**Records supplied**.
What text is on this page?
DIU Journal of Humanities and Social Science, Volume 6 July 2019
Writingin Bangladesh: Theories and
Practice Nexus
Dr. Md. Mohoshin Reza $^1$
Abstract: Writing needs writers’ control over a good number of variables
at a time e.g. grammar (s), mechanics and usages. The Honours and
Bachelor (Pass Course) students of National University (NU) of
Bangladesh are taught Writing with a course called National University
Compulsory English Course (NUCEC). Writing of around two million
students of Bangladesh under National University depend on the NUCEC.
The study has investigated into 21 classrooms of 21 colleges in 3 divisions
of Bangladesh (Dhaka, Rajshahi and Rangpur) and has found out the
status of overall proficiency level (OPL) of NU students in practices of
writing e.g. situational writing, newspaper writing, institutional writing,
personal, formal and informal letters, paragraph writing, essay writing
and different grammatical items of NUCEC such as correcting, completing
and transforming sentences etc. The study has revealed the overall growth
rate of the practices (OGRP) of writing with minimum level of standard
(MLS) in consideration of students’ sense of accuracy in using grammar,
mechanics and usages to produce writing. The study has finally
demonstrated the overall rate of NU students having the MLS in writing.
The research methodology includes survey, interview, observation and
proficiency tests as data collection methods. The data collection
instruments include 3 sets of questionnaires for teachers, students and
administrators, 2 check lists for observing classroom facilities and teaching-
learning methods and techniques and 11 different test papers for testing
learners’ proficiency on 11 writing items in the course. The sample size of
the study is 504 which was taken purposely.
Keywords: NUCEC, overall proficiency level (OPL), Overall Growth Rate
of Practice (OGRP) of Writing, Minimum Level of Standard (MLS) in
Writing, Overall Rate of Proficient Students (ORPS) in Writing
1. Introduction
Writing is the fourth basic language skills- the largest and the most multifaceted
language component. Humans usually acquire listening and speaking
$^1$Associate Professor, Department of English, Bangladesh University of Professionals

**Short problem**. Set down the entries verbatim, leaving none out.

**Task answer**.
What text is on this page?
DIU Journal of Humanities and Social Science, Volume 6 July 2019
Writingin Bangladesh: Theories and
Practice Nexus
Dr. Md. Mohoshin Reza $^1$
Abstract: Writing needs writers’ control over a good number of variables
at a time e.g. grammar (s), mechanics and usages. The Honours and
Bachelor (Pass Course) students of National University (NU) of
Bangladesh are taught Writing with a course called National University
Compulsory English Course (NUCEC). Writing of around two million
students of Bangladesh under National University depend on the NUCEC.
The study has investigated into 21 classrooms of 21 colleges in 3 divisions
of Bangladesh (Dhaka, Rajshahi and Rangpur) and has found out the
status of overall proficiency level (OPL) of NU students in practices of
writing e.g. situational writing, newspaper writing, institutional writing,
personal, formal and informal letters, paragraph writing, essay writing
and different grammatical items of NUCEC such as correcting, completing
and transforming sentences etc. The study has revealed the overall growth
rate of the practices (OGRP) of writing with minimum level of standard
(MLS) in consideration of students’ sense of accuracy in using grammar,
mechanics and usages to produce writing. The study has finally
demonstrated the overall rate of NU students having the MLS in writing.
The research methodology includes survey, interview, observation and
proficiency tests as data collection methods. The data collection
instruments include 3 sets of questionnaires for teachers, students and
administrators, 2 check lists for observing classroom facilities and teaching-
learning methods and techniques and 11 different test papers for testing
learners’ proficiency on 11 writing items in the course. The sample size of
the study is 504 which was taken purposely.
Keywords: NUCEC, overall proficiency level (OPL), Overall Growth Rate
of Practice (OGRP) of Writing, Minimum Level of Standard (MLS) in
Writing, Overall Rate of Proficient Students (ORPS) in Writing
1. Introduction
Writing is the fourth basic language skills- the largest and the most multifaceted
language component. Humans usually acquire listening and speaking
$^1$Associate Professor, Department of English, Bangladesh University of Professionals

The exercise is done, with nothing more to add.